-- BEGIN Entries supplied --
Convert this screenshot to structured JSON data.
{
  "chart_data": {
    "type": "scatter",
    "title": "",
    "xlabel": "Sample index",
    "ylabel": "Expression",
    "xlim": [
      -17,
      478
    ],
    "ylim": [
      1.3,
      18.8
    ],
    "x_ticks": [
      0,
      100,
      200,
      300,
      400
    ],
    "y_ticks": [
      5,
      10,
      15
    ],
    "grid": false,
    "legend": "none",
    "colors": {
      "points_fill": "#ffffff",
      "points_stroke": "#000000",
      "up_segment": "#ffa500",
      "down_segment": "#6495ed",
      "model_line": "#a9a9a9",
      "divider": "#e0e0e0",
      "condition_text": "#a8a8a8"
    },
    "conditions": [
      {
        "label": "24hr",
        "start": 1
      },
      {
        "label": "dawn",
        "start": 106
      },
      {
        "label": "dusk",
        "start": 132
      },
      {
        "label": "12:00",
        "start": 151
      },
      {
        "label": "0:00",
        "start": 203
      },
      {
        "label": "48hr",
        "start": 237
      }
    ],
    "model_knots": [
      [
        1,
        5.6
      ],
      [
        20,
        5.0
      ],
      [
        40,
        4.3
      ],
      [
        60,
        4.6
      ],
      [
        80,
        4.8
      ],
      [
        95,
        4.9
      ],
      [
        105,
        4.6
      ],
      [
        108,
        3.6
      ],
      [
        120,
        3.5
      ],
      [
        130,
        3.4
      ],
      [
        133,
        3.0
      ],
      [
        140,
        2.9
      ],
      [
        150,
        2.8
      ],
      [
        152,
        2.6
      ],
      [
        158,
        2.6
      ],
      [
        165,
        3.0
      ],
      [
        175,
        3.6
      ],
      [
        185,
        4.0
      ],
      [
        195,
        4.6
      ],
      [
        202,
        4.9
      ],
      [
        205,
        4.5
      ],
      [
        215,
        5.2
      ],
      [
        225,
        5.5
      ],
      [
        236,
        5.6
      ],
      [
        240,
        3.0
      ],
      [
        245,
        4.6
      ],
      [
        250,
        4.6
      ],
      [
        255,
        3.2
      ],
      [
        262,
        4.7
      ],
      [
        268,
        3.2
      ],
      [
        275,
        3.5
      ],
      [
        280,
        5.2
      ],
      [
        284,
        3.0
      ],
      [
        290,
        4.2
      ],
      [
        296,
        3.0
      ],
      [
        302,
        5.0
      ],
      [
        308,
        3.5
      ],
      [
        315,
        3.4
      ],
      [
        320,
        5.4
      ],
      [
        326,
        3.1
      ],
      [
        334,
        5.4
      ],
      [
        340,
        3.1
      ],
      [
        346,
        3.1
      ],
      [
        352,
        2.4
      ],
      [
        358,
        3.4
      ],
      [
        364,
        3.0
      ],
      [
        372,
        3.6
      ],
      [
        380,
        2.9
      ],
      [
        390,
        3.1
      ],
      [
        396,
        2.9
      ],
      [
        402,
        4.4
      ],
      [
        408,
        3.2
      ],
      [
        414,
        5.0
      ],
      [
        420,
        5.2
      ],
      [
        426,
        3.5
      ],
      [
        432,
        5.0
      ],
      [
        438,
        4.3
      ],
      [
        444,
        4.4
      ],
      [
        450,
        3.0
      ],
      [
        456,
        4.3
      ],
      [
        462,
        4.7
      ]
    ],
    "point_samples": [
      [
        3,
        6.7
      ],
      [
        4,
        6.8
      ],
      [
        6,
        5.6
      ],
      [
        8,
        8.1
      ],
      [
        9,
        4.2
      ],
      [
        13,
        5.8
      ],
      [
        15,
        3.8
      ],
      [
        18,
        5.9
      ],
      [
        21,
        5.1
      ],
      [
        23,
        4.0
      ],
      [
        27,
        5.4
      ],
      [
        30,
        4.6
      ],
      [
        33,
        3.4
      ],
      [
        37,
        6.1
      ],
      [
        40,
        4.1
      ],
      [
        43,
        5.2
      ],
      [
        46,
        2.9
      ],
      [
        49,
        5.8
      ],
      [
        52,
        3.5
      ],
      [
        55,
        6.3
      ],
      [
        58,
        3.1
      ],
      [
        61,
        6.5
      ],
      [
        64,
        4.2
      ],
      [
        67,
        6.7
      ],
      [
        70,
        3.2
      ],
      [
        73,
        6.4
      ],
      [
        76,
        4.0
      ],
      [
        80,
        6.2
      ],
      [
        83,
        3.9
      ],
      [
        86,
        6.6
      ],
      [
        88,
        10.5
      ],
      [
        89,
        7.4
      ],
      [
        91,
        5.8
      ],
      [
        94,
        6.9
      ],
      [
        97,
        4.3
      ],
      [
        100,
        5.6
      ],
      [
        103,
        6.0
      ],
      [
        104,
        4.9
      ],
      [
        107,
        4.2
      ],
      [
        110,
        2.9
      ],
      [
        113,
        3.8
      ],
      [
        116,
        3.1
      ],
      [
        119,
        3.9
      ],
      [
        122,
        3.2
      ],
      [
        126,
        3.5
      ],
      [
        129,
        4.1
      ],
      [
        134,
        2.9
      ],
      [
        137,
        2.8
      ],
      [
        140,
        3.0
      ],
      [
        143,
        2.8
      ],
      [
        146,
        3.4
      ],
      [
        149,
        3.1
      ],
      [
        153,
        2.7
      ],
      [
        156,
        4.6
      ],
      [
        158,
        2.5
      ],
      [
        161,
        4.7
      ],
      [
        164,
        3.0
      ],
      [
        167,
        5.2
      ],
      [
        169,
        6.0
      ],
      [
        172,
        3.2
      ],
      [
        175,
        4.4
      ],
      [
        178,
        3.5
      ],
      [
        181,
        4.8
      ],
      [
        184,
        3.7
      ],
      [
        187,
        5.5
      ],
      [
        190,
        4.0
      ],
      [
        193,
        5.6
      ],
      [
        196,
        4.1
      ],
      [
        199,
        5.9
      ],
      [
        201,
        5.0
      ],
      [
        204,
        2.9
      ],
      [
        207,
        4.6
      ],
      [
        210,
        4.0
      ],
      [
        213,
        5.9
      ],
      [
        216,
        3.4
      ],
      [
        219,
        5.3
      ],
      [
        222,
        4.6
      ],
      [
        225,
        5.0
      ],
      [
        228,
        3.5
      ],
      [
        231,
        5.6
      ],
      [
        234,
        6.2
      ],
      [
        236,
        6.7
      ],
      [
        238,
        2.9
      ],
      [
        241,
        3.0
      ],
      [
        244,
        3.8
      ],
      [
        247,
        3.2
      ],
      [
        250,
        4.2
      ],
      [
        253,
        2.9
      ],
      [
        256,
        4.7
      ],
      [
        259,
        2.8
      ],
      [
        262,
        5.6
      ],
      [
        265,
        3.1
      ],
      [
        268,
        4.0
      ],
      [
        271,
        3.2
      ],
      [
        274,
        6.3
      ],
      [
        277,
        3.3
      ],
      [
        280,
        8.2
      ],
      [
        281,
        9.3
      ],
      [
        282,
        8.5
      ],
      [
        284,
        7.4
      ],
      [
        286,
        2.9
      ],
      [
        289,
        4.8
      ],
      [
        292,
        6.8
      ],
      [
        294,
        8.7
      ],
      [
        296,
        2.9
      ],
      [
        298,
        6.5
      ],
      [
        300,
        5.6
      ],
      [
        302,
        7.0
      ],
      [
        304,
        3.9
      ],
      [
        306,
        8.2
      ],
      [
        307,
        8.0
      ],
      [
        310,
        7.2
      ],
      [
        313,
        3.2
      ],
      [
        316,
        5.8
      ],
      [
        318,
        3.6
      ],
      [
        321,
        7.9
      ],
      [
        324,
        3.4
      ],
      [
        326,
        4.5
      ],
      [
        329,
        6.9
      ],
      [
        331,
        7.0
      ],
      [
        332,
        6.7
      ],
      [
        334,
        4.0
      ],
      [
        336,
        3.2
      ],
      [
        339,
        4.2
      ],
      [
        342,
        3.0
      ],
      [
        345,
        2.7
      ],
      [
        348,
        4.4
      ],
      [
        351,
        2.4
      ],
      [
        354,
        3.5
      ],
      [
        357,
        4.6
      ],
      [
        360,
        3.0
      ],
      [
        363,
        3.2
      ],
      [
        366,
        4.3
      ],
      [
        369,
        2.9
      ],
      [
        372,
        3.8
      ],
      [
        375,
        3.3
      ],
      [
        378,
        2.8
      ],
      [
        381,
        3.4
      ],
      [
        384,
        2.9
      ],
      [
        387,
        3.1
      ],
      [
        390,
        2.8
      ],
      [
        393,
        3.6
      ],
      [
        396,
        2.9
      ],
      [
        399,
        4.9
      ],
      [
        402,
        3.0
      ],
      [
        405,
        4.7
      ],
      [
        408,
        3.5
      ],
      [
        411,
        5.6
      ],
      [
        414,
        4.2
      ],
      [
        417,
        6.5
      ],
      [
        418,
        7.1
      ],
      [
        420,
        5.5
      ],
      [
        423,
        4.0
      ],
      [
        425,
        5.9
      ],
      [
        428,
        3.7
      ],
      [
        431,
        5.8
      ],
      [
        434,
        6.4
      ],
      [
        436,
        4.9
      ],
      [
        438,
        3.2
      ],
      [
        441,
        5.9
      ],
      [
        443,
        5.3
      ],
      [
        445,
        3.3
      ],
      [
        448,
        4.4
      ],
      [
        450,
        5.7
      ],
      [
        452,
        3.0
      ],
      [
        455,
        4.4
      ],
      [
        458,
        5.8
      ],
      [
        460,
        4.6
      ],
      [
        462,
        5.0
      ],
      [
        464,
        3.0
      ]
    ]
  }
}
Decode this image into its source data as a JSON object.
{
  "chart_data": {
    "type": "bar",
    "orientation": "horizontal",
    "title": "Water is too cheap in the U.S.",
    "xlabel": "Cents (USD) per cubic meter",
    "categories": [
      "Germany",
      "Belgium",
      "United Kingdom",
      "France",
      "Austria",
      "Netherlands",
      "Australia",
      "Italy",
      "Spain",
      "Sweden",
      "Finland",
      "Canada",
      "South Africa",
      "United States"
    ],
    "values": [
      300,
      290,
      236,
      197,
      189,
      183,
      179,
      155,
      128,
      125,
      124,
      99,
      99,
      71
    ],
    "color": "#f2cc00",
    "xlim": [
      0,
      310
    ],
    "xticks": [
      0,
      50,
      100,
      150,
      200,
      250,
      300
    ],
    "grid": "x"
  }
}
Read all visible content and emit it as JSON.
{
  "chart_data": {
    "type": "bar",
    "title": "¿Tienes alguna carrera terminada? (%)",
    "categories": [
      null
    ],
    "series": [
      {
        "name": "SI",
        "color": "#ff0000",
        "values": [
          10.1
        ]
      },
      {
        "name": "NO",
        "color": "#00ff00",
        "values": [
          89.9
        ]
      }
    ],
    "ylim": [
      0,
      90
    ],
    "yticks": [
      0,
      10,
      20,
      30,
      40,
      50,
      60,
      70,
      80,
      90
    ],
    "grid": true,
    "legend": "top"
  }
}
-- END Entries supplied --
Goal: Locate the line with "Read all visible content and emit it as JSON." in the entries above; extract it and every line after it, verbatim.

Solution to this problem:
Read all visible content and emit it as JSON.
{
  "chart_data": {
    "type": "bar",
    "title": "¿Tienes alguna carrera terminada? (%)",
    "categories": [
      null
    ],
    "series": [
      {
        "name": "SI",
        "color": "#ff0000",
        "values": [
          10.1
        ]
      },
      {
        "name": "NO",
        "color": "#00ff00",
        "values": [
          89.9
        ]
      }
    ],
    "ylim": [
      0,
      90
    ],
    "yticks": [
      0,
      10,
      20,
      30,
      40,
      50,
      60,
      70,
      80,
      90
    ],
    "grid": true,
    "legend": "top"
  }
}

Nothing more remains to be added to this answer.